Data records
— begin —
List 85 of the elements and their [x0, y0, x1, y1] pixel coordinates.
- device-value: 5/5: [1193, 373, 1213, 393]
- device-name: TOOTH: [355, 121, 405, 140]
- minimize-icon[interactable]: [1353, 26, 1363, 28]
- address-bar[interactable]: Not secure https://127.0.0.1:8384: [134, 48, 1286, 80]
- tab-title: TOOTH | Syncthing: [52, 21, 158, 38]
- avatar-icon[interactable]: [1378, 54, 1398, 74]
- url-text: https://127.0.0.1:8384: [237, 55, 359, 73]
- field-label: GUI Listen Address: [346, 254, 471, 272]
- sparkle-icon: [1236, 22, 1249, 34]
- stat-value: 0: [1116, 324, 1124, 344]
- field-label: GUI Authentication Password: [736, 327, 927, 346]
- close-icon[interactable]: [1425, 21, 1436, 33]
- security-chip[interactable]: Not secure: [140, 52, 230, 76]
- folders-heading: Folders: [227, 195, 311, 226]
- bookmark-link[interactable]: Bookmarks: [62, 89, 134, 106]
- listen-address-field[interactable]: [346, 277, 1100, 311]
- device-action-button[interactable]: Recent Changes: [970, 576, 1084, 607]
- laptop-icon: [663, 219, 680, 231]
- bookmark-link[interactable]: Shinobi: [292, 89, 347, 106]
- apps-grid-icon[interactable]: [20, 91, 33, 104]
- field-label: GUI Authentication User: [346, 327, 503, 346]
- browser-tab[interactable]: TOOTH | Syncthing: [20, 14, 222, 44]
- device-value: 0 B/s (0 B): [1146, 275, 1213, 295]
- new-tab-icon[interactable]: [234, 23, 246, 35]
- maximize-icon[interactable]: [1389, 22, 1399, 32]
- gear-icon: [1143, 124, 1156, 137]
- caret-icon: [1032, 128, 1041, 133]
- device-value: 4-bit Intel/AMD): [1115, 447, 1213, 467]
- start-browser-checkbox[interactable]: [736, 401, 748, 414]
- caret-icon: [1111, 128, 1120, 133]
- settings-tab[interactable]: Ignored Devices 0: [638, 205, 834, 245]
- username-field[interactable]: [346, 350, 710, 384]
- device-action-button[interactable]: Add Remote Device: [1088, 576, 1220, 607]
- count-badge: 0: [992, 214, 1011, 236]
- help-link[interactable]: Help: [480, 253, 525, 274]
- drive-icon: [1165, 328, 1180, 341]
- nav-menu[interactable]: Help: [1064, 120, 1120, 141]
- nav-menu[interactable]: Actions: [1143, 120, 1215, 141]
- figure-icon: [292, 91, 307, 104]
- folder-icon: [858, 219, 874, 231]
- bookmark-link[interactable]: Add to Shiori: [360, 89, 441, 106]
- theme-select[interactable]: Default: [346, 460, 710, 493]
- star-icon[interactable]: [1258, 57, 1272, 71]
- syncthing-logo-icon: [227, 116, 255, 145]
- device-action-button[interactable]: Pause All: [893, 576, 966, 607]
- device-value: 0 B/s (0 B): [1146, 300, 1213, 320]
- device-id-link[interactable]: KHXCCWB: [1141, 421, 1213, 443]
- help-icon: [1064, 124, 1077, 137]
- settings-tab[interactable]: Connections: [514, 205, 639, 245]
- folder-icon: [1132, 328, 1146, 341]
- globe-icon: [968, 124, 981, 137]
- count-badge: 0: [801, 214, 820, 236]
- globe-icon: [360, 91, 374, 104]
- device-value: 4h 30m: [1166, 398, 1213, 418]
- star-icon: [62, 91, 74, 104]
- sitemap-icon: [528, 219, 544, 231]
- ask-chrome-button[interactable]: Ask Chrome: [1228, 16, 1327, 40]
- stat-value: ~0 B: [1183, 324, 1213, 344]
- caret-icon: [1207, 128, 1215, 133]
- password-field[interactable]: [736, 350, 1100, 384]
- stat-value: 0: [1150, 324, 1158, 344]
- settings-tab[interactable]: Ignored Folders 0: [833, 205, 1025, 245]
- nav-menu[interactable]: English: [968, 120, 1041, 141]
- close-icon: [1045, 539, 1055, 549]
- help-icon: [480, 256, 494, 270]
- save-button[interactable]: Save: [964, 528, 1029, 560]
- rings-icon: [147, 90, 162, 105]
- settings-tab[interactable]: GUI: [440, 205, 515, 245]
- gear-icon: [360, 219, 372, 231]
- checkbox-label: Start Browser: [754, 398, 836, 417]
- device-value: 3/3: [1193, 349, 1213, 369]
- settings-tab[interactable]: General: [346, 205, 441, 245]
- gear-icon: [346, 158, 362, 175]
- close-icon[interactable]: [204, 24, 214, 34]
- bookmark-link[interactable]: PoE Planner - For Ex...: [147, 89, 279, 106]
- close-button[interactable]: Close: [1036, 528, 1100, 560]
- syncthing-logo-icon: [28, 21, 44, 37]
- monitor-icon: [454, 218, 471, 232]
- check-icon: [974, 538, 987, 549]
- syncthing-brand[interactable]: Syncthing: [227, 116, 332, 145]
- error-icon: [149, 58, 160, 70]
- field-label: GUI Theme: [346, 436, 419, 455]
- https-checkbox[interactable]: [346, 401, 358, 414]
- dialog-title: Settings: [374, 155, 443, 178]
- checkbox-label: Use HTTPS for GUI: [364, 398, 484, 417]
— end —
EXERCISE OBJECTIVE | Extract every line of the records above that contains the string "globe", matching case exactly.

SOLVED PROBLEM |
- globe-icon: [968, 124, 981, 137]
- globe-icon: [360, 91, 374, 104]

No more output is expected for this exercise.